Directions for this task →
Pick out each line below containing "JSON".

Input →

• • •

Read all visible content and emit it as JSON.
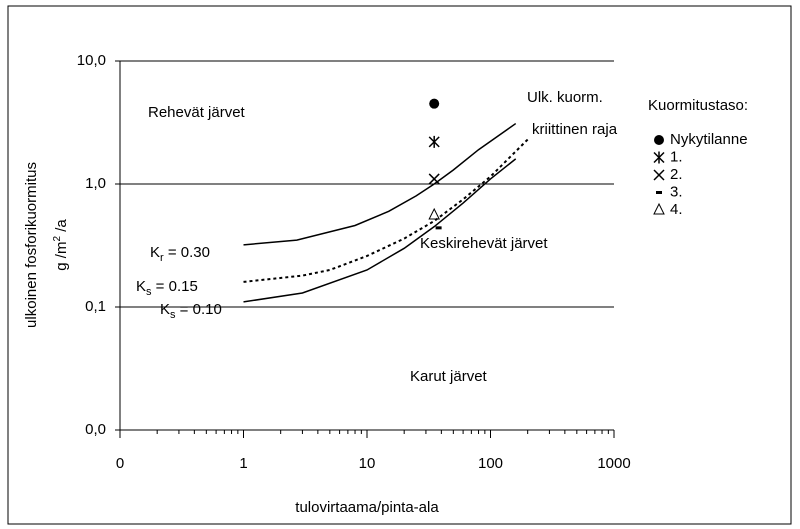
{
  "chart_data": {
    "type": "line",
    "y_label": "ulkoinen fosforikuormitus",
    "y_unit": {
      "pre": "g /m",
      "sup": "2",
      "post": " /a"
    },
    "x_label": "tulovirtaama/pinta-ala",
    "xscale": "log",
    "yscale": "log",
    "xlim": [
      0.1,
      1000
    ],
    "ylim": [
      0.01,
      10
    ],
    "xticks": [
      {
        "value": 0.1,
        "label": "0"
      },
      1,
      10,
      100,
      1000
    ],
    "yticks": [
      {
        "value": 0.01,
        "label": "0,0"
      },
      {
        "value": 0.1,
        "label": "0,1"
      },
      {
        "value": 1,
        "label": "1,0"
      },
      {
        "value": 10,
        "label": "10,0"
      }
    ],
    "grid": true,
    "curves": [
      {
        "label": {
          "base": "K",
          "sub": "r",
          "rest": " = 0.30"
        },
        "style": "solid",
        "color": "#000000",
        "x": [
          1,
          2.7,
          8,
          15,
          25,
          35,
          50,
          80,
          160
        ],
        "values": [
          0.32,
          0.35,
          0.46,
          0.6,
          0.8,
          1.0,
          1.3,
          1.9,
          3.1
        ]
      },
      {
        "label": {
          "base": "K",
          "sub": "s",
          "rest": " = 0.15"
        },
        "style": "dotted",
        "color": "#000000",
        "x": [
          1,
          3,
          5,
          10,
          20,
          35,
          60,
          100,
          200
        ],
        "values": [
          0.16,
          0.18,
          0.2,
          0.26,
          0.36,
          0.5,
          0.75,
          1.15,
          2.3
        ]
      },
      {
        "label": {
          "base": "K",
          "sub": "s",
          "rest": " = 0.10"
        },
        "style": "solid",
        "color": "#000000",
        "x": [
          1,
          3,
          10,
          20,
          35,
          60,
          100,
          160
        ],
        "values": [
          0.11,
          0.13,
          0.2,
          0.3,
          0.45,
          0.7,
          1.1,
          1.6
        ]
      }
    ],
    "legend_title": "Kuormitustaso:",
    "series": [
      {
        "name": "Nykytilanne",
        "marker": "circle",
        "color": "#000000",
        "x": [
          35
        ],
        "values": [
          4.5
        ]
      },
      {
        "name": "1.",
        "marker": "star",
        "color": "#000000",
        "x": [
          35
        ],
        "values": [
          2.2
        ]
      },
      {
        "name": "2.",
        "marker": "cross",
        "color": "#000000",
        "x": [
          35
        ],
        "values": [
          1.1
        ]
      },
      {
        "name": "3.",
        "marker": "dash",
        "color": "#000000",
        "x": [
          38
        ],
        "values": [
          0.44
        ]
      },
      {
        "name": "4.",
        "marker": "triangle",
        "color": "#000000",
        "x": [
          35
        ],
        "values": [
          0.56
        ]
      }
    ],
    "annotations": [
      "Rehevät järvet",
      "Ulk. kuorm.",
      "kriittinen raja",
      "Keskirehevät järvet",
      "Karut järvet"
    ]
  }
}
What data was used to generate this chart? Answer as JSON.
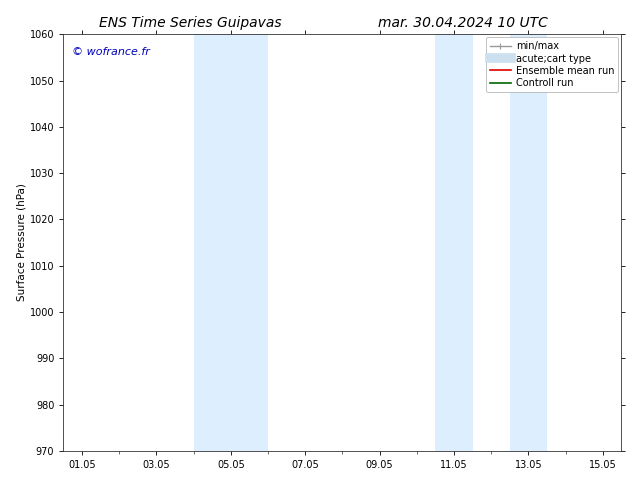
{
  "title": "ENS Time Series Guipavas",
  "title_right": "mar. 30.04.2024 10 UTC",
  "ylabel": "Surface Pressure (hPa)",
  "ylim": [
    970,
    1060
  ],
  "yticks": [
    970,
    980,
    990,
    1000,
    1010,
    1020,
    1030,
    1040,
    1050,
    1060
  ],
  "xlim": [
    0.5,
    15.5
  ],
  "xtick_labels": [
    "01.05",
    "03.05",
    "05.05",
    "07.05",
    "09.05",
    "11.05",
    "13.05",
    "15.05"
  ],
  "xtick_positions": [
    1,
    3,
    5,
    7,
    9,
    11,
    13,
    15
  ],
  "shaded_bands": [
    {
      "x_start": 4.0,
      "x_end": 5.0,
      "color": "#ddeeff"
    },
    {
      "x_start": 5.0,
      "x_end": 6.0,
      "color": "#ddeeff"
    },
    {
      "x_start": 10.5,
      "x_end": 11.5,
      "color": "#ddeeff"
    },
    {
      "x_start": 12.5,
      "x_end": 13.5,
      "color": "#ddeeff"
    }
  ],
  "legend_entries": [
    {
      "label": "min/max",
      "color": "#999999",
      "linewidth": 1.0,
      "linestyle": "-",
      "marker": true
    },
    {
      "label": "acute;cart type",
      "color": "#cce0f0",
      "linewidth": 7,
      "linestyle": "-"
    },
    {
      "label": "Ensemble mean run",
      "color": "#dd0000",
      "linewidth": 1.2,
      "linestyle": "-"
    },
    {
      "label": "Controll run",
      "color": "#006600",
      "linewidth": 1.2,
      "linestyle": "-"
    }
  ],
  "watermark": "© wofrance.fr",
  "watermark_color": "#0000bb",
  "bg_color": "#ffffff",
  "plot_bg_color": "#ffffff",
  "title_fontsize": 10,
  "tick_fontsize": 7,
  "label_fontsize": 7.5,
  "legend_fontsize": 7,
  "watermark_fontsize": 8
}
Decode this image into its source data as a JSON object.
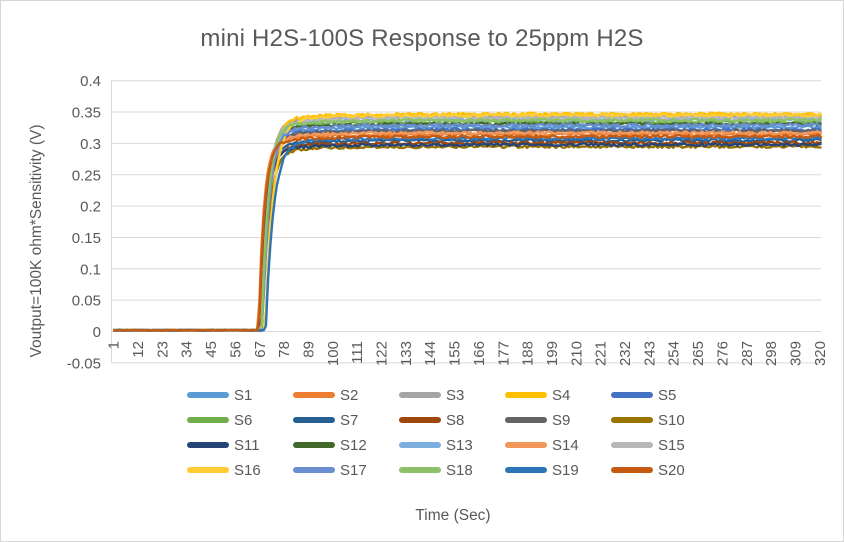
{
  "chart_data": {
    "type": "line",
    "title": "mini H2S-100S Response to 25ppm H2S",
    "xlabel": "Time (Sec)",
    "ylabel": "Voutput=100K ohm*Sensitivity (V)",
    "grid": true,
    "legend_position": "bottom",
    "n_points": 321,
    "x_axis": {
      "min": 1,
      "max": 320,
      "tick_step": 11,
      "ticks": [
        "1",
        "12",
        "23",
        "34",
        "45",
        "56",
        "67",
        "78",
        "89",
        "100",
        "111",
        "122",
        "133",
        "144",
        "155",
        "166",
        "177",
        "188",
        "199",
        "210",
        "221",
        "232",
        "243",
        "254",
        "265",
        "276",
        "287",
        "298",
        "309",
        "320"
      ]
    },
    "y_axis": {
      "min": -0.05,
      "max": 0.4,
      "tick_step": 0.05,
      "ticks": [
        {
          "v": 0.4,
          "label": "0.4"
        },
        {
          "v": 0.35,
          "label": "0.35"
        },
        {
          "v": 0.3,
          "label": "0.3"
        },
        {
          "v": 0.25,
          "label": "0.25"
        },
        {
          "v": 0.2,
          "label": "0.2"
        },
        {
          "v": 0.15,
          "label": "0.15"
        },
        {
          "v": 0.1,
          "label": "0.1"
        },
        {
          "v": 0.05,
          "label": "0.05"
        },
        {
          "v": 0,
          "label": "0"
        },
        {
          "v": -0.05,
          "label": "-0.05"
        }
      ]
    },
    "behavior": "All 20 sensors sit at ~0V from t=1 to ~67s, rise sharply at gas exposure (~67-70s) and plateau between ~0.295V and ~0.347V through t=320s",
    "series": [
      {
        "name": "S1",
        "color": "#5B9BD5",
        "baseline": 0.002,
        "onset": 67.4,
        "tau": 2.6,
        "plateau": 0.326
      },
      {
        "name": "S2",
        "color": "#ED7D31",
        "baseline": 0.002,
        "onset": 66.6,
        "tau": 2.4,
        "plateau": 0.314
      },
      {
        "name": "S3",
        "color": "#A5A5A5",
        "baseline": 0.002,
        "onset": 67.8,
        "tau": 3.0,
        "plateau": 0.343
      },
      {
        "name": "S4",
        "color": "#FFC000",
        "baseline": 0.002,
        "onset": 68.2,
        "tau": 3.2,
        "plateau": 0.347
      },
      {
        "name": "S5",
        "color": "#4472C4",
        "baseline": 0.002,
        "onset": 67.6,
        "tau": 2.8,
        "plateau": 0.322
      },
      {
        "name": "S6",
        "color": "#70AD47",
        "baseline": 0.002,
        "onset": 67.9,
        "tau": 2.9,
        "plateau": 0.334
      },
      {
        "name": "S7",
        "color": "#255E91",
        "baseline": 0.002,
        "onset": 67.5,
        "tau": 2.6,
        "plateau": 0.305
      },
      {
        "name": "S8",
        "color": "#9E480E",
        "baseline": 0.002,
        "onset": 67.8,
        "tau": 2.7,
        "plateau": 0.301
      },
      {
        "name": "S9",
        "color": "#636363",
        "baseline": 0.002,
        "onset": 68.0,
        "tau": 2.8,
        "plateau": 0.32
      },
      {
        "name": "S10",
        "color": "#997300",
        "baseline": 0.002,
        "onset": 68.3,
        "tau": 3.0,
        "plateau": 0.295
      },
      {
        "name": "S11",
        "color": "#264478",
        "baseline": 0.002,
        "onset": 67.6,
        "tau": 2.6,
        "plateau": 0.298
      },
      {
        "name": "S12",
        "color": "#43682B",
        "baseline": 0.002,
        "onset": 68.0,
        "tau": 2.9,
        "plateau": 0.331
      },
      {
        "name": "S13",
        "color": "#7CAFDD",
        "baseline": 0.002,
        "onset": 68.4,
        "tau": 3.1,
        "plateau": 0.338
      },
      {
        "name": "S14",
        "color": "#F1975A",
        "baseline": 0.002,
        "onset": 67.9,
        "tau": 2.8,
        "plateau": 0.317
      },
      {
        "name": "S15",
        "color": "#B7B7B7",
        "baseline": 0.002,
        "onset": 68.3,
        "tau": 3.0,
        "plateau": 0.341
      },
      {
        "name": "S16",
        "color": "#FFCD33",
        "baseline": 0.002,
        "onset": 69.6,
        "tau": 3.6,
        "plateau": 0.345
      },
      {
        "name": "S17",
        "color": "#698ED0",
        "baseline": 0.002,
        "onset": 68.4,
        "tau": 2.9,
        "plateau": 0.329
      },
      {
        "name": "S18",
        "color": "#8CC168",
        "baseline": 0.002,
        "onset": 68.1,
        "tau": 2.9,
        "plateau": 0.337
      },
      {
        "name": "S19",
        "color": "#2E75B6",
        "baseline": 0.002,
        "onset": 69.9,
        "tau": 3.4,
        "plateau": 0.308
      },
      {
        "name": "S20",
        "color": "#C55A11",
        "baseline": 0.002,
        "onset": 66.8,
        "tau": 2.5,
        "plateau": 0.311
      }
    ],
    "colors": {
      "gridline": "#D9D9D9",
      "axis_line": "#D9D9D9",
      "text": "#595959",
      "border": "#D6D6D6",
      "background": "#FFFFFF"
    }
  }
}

• • •

Exercise solution →
Read all visible content and emit it as JSON.
What data was used to generate this chart? Answer as JSON.
Decode this image into its source data as a JSON object.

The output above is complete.